#### Data records

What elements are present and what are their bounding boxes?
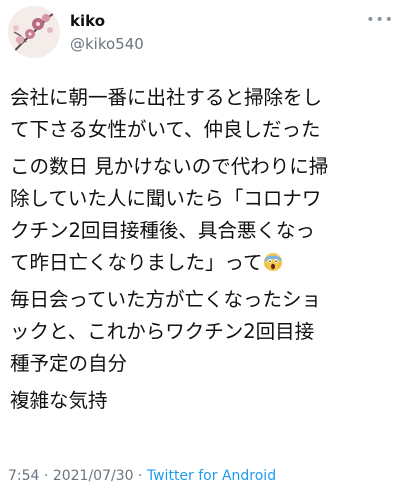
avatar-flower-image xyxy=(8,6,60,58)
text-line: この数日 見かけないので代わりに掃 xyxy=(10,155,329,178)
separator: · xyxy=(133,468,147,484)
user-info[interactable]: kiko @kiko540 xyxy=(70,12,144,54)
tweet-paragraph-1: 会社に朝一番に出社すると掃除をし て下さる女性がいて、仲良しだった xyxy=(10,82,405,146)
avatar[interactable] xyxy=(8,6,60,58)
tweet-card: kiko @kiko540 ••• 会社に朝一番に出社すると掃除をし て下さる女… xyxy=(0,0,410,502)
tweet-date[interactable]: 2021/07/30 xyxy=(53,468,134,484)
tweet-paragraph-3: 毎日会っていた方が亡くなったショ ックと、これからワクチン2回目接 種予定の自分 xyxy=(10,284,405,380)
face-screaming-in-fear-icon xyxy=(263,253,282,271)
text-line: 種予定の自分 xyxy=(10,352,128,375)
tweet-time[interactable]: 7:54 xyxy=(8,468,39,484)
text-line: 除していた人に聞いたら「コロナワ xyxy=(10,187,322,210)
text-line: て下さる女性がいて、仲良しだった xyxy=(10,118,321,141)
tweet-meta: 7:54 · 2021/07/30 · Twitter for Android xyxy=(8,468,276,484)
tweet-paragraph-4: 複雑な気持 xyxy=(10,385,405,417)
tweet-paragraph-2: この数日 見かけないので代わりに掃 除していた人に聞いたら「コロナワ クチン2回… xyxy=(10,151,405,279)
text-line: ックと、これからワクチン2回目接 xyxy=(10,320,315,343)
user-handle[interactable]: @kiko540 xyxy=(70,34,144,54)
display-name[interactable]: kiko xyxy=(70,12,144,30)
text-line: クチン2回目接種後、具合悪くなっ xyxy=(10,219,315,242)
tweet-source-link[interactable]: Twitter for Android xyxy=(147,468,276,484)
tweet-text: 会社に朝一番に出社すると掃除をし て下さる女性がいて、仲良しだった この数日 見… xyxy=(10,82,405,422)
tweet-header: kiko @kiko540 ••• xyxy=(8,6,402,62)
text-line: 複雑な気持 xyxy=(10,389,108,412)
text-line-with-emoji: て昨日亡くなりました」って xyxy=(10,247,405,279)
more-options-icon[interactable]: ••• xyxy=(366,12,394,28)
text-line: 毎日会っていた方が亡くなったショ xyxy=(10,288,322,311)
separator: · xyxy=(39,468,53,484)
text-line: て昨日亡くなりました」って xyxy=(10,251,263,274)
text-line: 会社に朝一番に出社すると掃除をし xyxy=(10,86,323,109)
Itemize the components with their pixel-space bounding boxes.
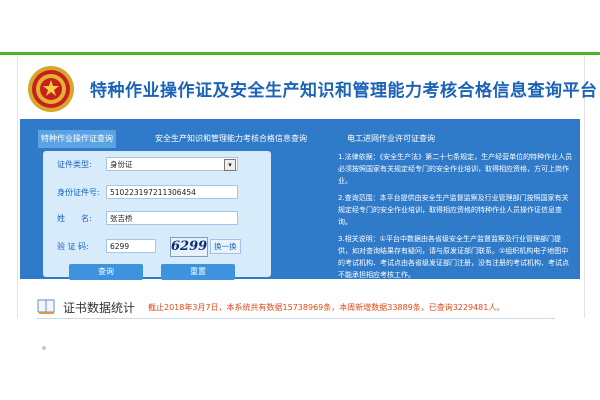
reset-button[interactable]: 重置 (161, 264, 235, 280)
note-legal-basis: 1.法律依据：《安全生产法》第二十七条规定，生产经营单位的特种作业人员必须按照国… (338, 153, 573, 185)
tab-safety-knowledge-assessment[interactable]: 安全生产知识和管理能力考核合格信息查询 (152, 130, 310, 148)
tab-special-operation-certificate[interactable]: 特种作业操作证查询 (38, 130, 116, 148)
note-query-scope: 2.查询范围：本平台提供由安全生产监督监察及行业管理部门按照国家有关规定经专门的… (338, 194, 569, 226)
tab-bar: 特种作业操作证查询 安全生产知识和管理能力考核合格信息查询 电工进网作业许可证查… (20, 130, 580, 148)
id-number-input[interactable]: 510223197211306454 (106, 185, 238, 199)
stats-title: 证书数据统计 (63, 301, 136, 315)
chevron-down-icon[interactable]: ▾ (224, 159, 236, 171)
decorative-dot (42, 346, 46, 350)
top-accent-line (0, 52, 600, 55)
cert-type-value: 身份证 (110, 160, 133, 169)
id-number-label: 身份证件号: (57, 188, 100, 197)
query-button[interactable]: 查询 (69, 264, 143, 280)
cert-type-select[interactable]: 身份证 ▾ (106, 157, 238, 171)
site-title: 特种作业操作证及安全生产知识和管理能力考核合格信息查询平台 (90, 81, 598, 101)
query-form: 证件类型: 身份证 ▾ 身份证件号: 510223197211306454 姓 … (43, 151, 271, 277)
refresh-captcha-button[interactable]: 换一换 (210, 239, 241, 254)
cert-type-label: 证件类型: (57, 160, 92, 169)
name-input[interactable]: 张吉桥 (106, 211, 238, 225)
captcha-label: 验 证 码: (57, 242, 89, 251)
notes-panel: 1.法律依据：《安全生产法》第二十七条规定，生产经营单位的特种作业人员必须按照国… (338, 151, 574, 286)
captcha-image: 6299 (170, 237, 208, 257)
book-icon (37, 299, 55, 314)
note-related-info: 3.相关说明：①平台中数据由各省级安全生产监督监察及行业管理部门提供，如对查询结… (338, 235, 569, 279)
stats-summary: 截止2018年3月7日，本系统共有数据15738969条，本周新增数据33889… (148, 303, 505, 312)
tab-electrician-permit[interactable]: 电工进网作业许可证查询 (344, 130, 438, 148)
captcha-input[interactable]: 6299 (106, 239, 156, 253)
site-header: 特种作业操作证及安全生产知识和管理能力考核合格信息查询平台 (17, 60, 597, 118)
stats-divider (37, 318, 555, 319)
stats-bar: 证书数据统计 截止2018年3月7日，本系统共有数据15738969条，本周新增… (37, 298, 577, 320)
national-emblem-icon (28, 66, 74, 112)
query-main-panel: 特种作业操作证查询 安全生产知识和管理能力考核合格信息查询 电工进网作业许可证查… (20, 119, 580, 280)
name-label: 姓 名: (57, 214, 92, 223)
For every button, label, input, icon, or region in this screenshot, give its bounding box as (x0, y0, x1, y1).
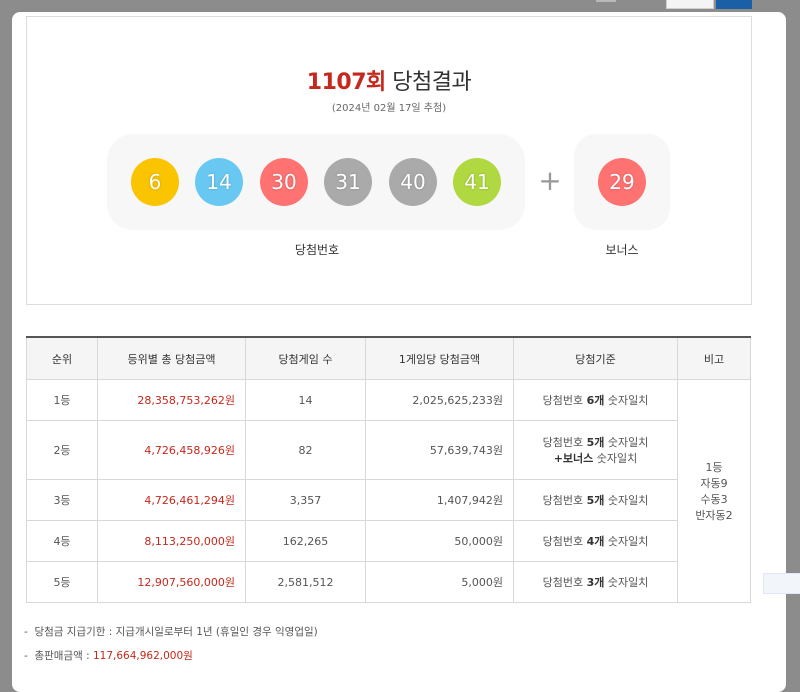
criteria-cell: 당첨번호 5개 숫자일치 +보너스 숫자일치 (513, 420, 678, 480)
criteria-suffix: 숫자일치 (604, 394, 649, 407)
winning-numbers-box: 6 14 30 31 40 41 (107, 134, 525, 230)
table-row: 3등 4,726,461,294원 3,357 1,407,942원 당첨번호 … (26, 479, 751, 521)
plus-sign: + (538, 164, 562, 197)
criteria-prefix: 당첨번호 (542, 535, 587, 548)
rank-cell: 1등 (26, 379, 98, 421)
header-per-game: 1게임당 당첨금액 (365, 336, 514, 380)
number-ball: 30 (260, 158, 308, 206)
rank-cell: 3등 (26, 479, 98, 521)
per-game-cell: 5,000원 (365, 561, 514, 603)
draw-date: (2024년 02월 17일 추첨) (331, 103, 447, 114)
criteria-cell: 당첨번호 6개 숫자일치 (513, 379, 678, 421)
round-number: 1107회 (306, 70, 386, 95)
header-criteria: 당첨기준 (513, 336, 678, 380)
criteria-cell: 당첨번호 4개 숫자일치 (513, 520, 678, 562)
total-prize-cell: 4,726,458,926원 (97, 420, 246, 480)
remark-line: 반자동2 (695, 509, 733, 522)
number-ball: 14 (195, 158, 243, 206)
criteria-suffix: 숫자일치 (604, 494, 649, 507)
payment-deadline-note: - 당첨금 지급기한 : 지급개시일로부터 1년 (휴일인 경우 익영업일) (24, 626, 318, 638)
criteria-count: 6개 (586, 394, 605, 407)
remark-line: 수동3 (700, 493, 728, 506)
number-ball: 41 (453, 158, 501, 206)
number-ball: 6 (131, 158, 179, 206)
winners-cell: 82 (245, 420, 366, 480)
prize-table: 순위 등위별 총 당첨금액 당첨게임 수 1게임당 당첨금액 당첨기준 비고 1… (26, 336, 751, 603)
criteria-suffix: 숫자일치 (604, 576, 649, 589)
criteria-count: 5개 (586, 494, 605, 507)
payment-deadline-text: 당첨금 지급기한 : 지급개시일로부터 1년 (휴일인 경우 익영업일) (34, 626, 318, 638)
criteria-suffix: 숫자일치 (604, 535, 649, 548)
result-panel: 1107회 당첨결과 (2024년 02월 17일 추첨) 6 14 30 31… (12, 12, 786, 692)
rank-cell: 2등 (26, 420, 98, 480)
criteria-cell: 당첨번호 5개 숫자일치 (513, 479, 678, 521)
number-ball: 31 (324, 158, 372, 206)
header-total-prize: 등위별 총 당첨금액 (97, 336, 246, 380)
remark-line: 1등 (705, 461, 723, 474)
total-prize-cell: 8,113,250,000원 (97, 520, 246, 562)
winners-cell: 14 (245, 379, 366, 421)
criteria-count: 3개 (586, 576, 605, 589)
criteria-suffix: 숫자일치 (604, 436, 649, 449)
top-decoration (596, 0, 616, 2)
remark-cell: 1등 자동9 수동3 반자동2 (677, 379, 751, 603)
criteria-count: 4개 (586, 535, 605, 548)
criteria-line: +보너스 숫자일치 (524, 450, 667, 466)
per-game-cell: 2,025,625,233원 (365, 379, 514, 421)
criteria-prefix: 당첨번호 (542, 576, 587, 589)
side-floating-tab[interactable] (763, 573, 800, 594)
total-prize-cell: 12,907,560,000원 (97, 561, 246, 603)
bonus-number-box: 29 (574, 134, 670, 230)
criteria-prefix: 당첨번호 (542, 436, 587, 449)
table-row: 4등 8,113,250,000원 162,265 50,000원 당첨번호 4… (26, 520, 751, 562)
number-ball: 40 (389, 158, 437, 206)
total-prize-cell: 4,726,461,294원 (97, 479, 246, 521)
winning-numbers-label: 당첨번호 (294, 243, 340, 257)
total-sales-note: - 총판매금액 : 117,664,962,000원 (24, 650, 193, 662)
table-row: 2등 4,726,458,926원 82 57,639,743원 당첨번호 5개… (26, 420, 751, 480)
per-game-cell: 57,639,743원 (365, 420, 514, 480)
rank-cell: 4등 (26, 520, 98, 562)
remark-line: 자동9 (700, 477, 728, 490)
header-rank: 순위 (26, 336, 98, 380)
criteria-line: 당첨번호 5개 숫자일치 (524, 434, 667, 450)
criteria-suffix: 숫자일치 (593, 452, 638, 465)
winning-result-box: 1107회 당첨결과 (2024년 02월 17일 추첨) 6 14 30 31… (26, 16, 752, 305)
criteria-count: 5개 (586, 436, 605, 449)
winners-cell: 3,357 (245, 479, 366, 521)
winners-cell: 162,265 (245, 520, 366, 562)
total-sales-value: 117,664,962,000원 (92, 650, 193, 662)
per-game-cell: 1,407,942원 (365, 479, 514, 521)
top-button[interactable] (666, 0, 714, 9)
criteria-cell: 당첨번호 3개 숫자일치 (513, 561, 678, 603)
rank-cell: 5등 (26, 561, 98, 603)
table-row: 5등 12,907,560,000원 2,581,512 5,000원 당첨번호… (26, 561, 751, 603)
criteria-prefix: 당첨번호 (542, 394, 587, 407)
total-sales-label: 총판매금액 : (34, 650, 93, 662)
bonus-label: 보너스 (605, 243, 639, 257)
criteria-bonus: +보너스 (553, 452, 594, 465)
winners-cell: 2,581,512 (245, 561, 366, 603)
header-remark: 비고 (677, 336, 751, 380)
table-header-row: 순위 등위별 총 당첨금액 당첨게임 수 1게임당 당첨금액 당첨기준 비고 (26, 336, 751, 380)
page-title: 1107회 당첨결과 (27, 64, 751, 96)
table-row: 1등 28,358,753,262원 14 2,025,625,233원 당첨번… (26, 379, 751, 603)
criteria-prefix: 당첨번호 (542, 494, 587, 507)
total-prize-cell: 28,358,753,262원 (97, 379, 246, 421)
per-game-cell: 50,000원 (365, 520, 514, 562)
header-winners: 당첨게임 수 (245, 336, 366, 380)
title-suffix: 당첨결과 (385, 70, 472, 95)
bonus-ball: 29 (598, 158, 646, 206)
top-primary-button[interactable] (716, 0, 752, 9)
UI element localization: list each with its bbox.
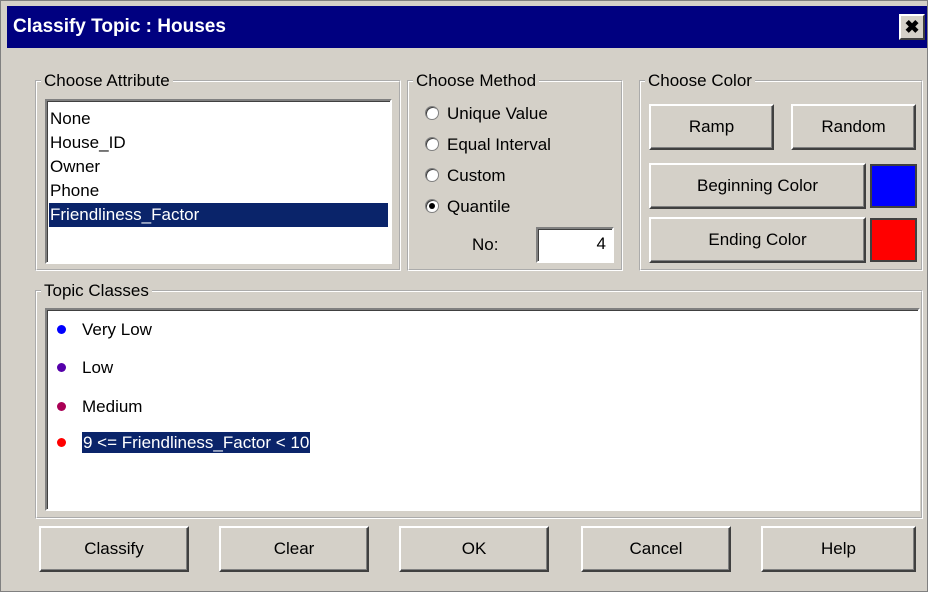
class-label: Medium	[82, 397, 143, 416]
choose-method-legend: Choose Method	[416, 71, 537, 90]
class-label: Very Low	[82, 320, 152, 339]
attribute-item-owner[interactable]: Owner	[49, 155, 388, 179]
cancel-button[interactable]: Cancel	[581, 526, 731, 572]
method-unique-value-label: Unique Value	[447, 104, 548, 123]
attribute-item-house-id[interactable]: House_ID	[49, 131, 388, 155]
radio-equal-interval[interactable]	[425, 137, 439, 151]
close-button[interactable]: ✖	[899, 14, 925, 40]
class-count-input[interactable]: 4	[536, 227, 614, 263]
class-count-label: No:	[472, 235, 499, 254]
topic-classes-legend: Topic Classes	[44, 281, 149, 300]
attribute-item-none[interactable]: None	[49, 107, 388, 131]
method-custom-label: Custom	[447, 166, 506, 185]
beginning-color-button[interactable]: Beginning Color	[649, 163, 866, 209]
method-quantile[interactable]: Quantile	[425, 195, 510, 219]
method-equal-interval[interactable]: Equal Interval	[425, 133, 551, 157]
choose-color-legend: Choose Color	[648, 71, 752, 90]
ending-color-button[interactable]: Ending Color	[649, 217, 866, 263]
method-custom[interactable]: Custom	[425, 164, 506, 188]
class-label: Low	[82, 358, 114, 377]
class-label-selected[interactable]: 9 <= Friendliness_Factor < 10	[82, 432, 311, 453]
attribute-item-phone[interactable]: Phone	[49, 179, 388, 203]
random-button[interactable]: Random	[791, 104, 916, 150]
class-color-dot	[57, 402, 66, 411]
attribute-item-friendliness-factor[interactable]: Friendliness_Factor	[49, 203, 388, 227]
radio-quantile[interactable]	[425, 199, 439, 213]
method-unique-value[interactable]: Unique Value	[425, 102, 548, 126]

########

Reformat the data as a numbered list, from the line containing "397, 143, 416]" through the line containing "71, 752, 90]", both lines included. Omit any blank lines and include no other lines.

→ **Final result**
1. class-label: Medium	[82, 397, 143, 416]
2. choose-method-legend: Choose Method	[416, 71, 537, 90]
3. class-label: Very Low	[82, 320, 152, 339]
4. attribute-item-owner[interactable]: Owner	[49, 155, 388, 179]
5. cancel-button[interactable]: Cancel	[581, 526, 731, 572]
6. method-unique-value-label: Unique Value	[447, 104, 548, 123]
7. attribute-item-house-id[interactable]: House_ID	[49, 131, 388, 155]
8. radio-equal-interval[interactable]	[425, 137, 439, 151]
9. close-button[interactable]: ✖	[899, 14, 925, 40]
10. class-count-input[interactable]: 4	[536, 227, 614, 263]
11. class-count-label: No:	[472, 235, 499, 254]
12. topic-classes-legend: Topic Classes	[44, 281, 149, 300]
13. attribute-item-none[interactable]: None	[49, 107, 388, 131]
14. method-custom-label: Custom	[447, 166, 506, 185]
15. beginning-color-button[interactable]: Beginning Color	[649, 163, 866, 209]
16. method-quantile[interactable]: Quantile	[425, 195, 510, 219]
17. method-equal-interval[interactable]: Equal Interval	[425, 133, 551, 157]
18. choose-color-legend: Choose Color	[648, 71, 752, 90]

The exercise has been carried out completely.